Exercise directions -> Write out the whole of the material exactly.

Dataset content ->
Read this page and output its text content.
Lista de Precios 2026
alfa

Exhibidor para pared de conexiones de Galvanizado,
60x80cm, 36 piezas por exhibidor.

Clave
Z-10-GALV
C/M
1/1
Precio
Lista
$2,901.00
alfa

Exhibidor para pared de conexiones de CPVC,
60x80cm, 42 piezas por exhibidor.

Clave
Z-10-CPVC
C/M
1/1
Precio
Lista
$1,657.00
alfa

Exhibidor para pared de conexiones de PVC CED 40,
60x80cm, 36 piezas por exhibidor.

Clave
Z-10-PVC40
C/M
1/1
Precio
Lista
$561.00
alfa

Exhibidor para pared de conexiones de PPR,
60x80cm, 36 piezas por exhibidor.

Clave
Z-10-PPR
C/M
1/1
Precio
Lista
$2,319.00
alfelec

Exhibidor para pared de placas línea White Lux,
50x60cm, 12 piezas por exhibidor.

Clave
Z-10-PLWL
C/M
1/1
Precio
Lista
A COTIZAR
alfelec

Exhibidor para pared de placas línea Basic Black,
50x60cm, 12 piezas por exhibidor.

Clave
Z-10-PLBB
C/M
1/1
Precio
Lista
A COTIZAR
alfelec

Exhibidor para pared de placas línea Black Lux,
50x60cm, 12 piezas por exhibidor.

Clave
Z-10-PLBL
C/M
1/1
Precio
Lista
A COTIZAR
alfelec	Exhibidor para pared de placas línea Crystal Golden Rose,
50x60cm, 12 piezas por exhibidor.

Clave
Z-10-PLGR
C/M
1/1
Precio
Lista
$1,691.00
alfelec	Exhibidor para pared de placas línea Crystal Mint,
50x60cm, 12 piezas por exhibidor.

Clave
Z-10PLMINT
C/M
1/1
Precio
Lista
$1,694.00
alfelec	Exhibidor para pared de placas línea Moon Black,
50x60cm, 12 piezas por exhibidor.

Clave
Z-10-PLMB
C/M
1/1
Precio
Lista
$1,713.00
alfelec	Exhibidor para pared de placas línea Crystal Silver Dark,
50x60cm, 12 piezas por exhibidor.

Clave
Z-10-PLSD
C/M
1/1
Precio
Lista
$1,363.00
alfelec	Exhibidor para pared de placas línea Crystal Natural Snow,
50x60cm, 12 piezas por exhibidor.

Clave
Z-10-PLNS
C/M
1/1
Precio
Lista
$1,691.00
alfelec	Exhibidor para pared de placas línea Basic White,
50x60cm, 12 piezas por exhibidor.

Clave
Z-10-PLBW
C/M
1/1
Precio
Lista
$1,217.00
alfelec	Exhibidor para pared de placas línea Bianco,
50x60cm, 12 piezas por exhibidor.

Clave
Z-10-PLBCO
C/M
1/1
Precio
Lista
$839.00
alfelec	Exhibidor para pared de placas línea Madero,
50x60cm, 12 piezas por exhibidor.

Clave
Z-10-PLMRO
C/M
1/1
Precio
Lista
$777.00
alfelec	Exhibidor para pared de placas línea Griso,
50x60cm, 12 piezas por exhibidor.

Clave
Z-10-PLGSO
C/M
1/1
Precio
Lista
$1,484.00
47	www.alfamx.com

Exercise solution ->
Read this page and output its text content.
Lista de Precios 2026
alfa

Exhibidor para pared de conexiones de Galvanizado,
60x80cm, 36 piezas por exhibidor.

Clave
Z-10-GALV
C/M
1/1
Precio
Lista
$2,901.00
alfa

Exhibidor para pared de conexiones de CPVC,
60x80cm, 42 piezas por exhibidor.

Clave
Z-10-CPVC
C/M
1/1
Precio
Lista
$1,657.00
alfa

Exhibidor para pared de conexiones de PVC CED 40,
60x80cm, 36 piezas por exhibidor.

Clave
Z-10-PVC40
C/M
1/1
Precio
Lista
$561.00
alfa

Exhibidor para pared de conexiones de PPR,
60x80cm, 36 piezas por exhibidor.

Clave
Z-10-PPR
C/M
1/1
Precio
Lista
$2,319.00
alfelec

Exhibidor para pared de placas línea White Lux,
50x60cm, 12 piezas por exhibidor.

Clave
Z-10-PLWL
C/M
1/1
Precio
Lista
A COTIZAR
alfelec

Exhibidor para pared de placas línea Basic Black,
50x60cm, 12 piezas por exhibidor.

Clave
Z-10-PLBB
C/M
1/1
Precio
Lista
A COTIZAR
alfelec

Exhibidor para pared de placas línea Black Lux,
50x60cm, 12 piezas por exhibidor.

Clave
Z-10-PLBL
C/M
1/1
Precio
Lista
A COTIZAR
alfelec	Exhibidor para pared de placas línea Crystal Golden Rose,
50x60cm, 12 piezas por exhibidor.

Clave
Z-10-PLGR
C/M
1/1
Precio
Lista
$1,691.00
alfelec	Exhibidor para pared de placas línea Crystal Mint,
50x60cm, 12 piezas por exhibidor.

Clave
Z-10PLMINT
C/M
1/1
Precio
Lista
$1,694.00
alfelec	Exhibidor para pared de placas línea Moon Black,
50x60cm, 12 piezas por exhibidor.

Clave
Z-10-PLMB
C/M
1/1
Precio
Lista
$1,713.00
alfelec	Exhibidor para pared de placas línea Crystal Silver Dark,
50x60cm, 12 piezas por exhibidor.

Clave
Z-10-PLSD
C/M
1/1
Precio
Lista
$1,363.00
alfelec	Exhibidor para pared de placas línea Crystal Natural Snow,
50x60cm, 12 piezas por exhibidor.

Clave
Z-10-PLNS
C/M
1/1
Precio
Lista
$1,691.00
alfelec	Exhibidor para pared de placas línea Basic White,
50x60cm, 12 piezas por exhibidor.

Clave
Z-10-PLBW
C/M
1/1
Precio
Lista
$1,217.00
alfelec	Exhibidor para pared de placas línea Bianco,
50x60cm, 12 piezas por exhibidor.

Clave
Z-10-PLBCO
C/M
1/1
Precio
Lista
$839.00
alfelec	Exhibidor para pared de placas línea Madero,
50x60cm, 12 piezas por exhibidor.

Clave
Z-10-PLMRO
C/M
1/1
Precio
Lista
$777.00
alfelec	Exhibidor para pared de placas línea Griso,
50x60cm, 12 piezas por exhibidor.

Clave
Z-10-PLGSO
C/M
1/1
Precio
Lista
$1,484.00
47	www.alfamx.com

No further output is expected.